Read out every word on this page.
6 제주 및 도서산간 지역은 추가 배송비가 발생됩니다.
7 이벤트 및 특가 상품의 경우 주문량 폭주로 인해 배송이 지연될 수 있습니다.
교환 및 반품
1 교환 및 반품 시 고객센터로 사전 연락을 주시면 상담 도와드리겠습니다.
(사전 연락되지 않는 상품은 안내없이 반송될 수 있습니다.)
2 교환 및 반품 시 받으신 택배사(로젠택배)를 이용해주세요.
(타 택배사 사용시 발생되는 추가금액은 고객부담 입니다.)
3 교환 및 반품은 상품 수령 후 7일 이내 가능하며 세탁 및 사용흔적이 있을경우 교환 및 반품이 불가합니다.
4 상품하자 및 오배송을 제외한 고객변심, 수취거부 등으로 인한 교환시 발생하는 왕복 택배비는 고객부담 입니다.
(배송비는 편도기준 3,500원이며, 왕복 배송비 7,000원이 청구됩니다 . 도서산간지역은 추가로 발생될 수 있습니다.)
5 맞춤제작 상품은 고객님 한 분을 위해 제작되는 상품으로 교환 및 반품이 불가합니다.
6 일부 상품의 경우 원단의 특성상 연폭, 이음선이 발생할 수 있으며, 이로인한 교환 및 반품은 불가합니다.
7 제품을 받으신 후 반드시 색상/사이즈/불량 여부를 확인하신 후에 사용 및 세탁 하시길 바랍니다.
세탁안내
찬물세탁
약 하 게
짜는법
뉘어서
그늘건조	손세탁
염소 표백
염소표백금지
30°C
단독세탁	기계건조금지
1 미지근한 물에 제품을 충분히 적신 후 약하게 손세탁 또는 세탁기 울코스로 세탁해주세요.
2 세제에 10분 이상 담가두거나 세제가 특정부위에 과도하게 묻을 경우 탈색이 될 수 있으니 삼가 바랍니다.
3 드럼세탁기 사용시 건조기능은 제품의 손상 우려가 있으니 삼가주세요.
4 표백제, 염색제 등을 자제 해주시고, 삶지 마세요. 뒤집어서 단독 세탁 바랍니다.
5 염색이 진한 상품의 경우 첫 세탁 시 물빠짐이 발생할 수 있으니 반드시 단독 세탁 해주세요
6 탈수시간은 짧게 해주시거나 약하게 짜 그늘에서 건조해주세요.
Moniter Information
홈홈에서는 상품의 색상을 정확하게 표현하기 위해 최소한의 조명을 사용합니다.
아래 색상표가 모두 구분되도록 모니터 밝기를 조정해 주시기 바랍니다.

━━━━━━━━━━━━━━━━━━━━

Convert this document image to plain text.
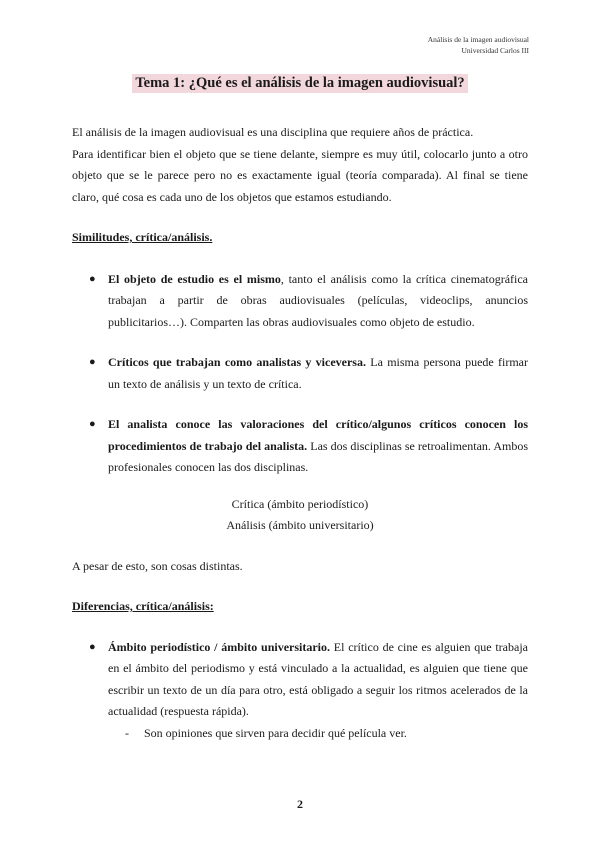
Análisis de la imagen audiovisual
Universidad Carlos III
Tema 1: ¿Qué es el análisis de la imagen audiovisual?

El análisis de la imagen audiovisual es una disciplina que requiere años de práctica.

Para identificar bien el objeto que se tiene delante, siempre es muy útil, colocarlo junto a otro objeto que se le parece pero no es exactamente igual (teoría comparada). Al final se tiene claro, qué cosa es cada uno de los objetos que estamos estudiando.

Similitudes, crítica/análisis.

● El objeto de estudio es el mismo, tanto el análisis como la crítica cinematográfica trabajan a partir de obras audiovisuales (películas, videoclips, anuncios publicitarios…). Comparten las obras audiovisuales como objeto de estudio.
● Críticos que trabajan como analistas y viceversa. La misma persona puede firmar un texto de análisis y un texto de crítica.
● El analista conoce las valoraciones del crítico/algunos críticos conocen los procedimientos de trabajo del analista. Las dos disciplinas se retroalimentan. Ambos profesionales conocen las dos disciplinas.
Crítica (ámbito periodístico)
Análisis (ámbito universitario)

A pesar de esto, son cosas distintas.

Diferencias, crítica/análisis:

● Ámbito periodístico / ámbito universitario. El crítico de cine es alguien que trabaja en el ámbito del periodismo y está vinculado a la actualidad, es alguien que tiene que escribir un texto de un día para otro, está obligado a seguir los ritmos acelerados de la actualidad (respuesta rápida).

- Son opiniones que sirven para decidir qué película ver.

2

━━━━━━━━━━━━━━━━━━━━

Which lines contain "this"? Copy each of them.

Read out every word on this page.
Convert this document image to plain text.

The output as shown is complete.